*Reading text*:
*** Block opens ***

Schools may need an extra $5 billion for online learning
Lawmakers have made additional funding available to ensure students have access to internet and online learning during the pandemic, but according an analysis by the education group Funds for Learning, schools are going to require more than $5 billion to ensure students can continue their educations at home for the foreseeable future.
U.S. health officials have predicted the coronavirus pandemic will extend into the fall, which means many schools are likely to continue delivering education online into the next school year. However, more than 7 million families in the U.S. cannot afford internet access, Funds for Learning estimates, leaving millions of students without the means to continue their educations.
Estimating the average cost of broadband service, connected devices and cybersecurity hardware and software for families with students, Funds for Learning published an analysis last week determining that the FCC’s E‐Rate program will need at least an additional $5.25 billion in funding to provide students with secure, connected learning devices.
“Connecting students and teachers is what the E-rate program is intended to do,” the report reads. “This financial aid would be focused on the goods and services necessary to keep students and teachers connected to the internet when they are at home.”

*** Block closes ***

(Data drawn from a collection)

*** Block opens ***

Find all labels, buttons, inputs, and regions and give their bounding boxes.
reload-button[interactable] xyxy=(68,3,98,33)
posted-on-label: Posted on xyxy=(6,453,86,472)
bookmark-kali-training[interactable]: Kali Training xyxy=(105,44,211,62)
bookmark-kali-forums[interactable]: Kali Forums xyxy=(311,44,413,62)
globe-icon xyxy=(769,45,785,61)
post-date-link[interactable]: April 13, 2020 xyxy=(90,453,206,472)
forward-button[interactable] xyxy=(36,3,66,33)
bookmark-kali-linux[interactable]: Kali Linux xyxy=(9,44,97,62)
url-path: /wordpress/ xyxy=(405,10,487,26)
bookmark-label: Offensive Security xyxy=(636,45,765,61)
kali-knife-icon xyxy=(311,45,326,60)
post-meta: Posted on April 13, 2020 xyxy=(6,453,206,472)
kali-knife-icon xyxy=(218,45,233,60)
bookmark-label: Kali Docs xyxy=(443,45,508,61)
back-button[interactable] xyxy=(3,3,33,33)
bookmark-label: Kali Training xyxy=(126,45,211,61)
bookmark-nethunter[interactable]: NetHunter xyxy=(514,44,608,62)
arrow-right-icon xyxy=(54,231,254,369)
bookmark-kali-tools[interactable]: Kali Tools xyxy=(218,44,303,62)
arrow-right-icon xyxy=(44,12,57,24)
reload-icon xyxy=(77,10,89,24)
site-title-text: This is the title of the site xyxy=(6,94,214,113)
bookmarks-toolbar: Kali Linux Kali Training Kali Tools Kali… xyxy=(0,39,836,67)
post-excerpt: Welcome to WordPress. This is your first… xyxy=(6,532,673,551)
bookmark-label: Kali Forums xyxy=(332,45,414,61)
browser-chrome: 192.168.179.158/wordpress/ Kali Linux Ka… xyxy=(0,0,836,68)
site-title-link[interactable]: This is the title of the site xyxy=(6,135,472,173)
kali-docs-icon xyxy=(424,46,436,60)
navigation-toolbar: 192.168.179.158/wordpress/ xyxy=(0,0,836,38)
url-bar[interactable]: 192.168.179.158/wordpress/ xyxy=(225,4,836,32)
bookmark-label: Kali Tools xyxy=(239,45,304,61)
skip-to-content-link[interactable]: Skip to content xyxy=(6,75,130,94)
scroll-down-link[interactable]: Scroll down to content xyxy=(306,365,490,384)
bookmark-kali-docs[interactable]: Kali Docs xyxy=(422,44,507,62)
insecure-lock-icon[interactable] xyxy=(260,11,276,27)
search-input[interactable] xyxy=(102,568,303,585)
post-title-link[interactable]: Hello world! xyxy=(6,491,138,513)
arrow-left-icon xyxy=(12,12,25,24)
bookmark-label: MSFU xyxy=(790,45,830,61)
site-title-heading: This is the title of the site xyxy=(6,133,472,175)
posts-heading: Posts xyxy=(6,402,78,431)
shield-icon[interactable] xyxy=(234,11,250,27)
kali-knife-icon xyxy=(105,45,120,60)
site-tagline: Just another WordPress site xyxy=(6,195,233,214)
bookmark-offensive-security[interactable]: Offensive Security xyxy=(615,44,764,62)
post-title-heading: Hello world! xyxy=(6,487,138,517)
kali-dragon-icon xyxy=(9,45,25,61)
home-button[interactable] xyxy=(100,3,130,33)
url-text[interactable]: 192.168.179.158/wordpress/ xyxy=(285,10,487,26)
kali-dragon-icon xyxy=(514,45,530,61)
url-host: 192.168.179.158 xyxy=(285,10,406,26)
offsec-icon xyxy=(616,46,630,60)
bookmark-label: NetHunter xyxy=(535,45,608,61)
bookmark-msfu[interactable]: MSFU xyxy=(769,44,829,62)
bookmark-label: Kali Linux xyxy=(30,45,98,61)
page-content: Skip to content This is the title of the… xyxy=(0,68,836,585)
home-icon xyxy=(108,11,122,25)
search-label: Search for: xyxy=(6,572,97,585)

*** Block closes ***

*Work request 1*:
Based on the article on online-learning funding, decide whether each statement agrees with it, answering yes or no and quoting the words that settle it.
(a) Funds for Learning estimates that more than 7 million U.S. families cannot afford internet access.
(b) U.S. health officials have predicted the pandemic will end before the fall.
(c) Funds for Learning published its analysis last month.
*Work request 2*:
List every cost that, according to the article on online-learning funding, Funds for Learning estimated for families with students.
*Work request 3*:
Answer these questions using the article on online-learning funding.
(a) Which program does the analysis say will need at least an additional $5.25 billion?
(b) According to the report, what is the E-rate program intended to do?
(c) Into what period are many schools likely to continue delivering education online?
None of the tasks make use of the entries.

*Exercise answer 1*:
(a) Yes: "more than 7 million families in the U.S. cannot afford internet access, Funds for Learning estimates"
(b) No: "U.S. health officials have predicted the coronavirus pandemic will extend into the fall"
(c) No: "Funds for Learning published an analysis last week"

*Exercise answer 2*:
- The average cost of broadband service
- Connected devices
- Cybersecurity hardware and software

*Exercise answer 3*:
(a) The FCC's E-Rate program
(b) Connect students and teachers
(c) Into the next school year